Task to complete: Copy the full set of lines exactly as given.

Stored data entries
[Start]

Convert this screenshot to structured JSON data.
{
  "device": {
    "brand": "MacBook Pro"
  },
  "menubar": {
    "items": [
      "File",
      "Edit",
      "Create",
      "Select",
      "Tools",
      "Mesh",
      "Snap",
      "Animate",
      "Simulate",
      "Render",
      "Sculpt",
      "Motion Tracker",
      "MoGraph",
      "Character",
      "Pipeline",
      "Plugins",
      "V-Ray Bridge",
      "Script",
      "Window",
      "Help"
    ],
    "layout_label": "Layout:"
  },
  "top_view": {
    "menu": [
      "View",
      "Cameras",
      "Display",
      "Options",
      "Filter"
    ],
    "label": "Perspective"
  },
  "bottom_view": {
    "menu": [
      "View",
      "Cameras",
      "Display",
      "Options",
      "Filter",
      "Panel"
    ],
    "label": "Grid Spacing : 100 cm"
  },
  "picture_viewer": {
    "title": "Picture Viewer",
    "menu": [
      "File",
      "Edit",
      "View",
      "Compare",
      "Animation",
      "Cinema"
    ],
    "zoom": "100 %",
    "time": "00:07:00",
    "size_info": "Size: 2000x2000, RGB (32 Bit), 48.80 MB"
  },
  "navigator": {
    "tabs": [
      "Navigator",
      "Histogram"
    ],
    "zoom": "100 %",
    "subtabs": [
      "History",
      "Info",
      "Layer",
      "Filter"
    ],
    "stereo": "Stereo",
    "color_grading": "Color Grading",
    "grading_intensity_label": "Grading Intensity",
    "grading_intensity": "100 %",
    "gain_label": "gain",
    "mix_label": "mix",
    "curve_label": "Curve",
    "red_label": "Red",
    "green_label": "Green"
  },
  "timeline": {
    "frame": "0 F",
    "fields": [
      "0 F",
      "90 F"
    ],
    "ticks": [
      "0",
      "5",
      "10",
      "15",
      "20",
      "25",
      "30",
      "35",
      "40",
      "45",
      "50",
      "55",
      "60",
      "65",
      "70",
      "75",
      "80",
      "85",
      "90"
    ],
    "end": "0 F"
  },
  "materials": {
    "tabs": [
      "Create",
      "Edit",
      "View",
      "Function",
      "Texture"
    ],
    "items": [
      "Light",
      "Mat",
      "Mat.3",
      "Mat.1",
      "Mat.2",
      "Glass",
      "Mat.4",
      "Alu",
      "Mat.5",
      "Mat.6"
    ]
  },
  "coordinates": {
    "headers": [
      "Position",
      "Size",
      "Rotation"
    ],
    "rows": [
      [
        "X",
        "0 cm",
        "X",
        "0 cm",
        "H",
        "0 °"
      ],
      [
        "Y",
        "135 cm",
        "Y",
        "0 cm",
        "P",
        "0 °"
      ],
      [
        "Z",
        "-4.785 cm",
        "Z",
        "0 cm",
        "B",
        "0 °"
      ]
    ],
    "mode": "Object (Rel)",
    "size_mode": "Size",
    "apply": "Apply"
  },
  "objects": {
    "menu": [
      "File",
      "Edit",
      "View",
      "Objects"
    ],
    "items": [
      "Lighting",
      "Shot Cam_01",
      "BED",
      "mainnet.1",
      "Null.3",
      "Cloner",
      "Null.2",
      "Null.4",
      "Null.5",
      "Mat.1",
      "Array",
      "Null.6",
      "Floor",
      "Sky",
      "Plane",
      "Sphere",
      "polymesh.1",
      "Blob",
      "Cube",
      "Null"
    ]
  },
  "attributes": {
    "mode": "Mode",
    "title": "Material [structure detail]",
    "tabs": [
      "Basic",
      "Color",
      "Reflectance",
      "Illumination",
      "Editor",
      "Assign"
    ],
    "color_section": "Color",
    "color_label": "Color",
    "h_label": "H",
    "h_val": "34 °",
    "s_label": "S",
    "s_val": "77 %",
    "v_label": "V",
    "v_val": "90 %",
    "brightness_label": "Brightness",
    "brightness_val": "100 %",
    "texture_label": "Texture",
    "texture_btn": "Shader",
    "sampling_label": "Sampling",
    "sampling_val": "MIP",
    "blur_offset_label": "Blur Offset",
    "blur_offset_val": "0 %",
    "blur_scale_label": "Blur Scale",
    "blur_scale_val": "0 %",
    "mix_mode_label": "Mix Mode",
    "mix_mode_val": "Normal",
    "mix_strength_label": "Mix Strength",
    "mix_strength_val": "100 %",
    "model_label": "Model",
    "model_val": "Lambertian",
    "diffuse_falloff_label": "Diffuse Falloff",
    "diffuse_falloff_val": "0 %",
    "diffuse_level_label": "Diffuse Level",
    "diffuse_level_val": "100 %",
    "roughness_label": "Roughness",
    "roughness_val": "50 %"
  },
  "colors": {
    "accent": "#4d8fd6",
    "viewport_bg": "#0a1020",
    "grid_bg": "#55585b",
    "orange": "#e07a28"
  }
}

[End]

Solution:
Convert this screenshot to structured JSON data.
{
  "device": {
    "brand": "MacBook Pro"
  },
  "menubar": {
    "items": [
      "File",
      "Edit",
      "Create",
      "Select",
      "Tools",
      "Mesh",
      "Snap",
      "Animate",
      "Simulate",
      "Render",
      "Sculpt",
      "Motion Tracker",
      "MoGraph",
      "Character",
      "Pipeline",
      "Plugins",
      "V-Ray Bridge",
      "Script",
      "Window",
      "Help"
    ],
    "layout_label": "Layout:"
  },
  "top_view": {
    "menu": [
      "View",
      "Cameras",
      "Display",
      "Options",
      "Filter"
    ],
    "label": "Perspective"
  },
  "bottom_view": {
    "menu": [
      "View",
      "Cameras",
      "Display",
      "Options",
      "Filter",
      "Panel"
    ],
    "label": "Grid Spacing : 100 cm"
  },
  "picture_viewer": {
    "title": "Picture Viewer",
    "menu": [
      "File",
      "Edit",
      "View",
      "Compare",
      "Animation",
      "Cinema"
    ],
    "zoom": "100 %",
    "time": "00:07:00",
    "size_info": "Size: 2000x2000, RGB (32 Bit), 48.80 MB"
  },
  "navigator": {
    "tabs": [
      "Navigator",
      "Histogram"
    ],
    "zoom": "100 %",
    "subtabs": [
      "History",
      "Info",
      "Layer",
      "Filter"
    ],
    "stereo": "Stereo",
    "color_grading": "Color Grading",
    "grading_intensity_label": "Grading Intensity",
    "grading_intensity": "100 %",
    "gain_label": "gain",
    "mix_label": "mix",
    "curve_label": "Curve",
    "red_label": "Red",
    "green_label": "Green"
  },
  "timeline": {
    "frame": "0 F",
    "fields": [
      "0 F",
      "90 F"
    ],
    "ticks": [
      "0",
      "5",
      "10",
      "15",
      "20",
      "25",
      "30",
      "35",
      "40",
      "45",
      "50",
      "55",
      "60",
      "65",
      "70",
      "75",
      "80",
      "85",
      "90"
    ],
    "end": "0 F"
  },
  "materials": {
    "tabs": [
      "Create",
      "Edit",
      "View",
      "Function",
      "Texture"
    ],
    "items": [
      "Light",
      "Mat",
      "Mat.3",
      "Mat.1",
      "Mat.2",
      "Glass",
      "Mat.4",
      "Alu",
      "Mat.5",
      "Mat.6"
    ]
  },
  "coordinates": {
    "headers": [
      "Position",
      "Size",
      "Rotation"
    ],
    "rows": [
      [
        "X",
        "0 cm",
        "X",
        "0 cm",
        "H",
        "0 °"
      ],
      [
        "Y",
        "135 cm",
        "Y",
        "0 cm",
        "P",
        "0 °"
      ],
      [
        "Z",
        "-4.785 cm",
        "Z",
        "0 cm",
        "B",
        "0 °"
      ]
    ],
    "mode": "Object (Rel)",
    "size_mode": "Size",
    "apply": "Apply"
  },
  "objects": {
    "menu": [
      "File",
      "Edit",
      "View",
      "Objects"
    ],
    "items": [
      "Lighting",
      "Shot Cam_01",
      "BED",
      "mainnet.1",
      "Null.3",
      "Cloner",
      "Null.2",
      "Null.4",
      "Null.5",
      "Mat.1",
      "Array",
      "Null.6",
      "Floor",
      "Sky",
      "Plane",
      "Sphere",
      "polymesh.1",
      "Blob",
      "Cube",
      "Null"
    ]
  },
  "attributes": {
    "mode": "Mode",
    "title": "Material [structure detail]",
    "tabs": [
      "Basic",
      "Color",
      "Reflectance",
      "Illumination",
      "Editor",
      "Assign"
    ],
    "color_section": "Color",
    "color_label": "Color",
    "h_label": "H",
    "h_val": "34 °",
    "s_label": "S",
    "s_val": "77 %",
    "v_label": "V",
    "v_val": "90 %",
    "brightness_label": "Brightness",
    "brightness_val": "100 %",
    "texture_label": "Texture",
    "texture_btn": "Shader",
    "sampling_label": "Sampling",
    "sampling_val": "MIP",
    "blur_offset_label": "Blur Offset",
    "blur_offset_val": "0 %",
    "blur_scale_label": "Blur Scale",
    "blur_scale_val": "0 %",
    "mix_mode_label": "Mix Mode",
    "mix_mode_val": "Normal",
    "mix_strength_label": "Mix Strength",
    "mix_strength_val": "100 %",
    "model_label": "Model",
    "model_val": "Lambertian",
    "diffuse_falloff_label": "Diffuse Falloff",
    "diffuse_falloff_val": "0 %",
    "diffuse_level_label": "Diffuse Level",
    "diffuse_level_val": "100 %",
    "roughness_label": "Roughness",
    "roughness_val": "50 %"
  },
  "colors": {
    "accent": "#4d8fd6",
    "viewport_bg": "#0a1020",
    "grid_bg": "#55585b",
    "orange": "#e07a28"
  }
}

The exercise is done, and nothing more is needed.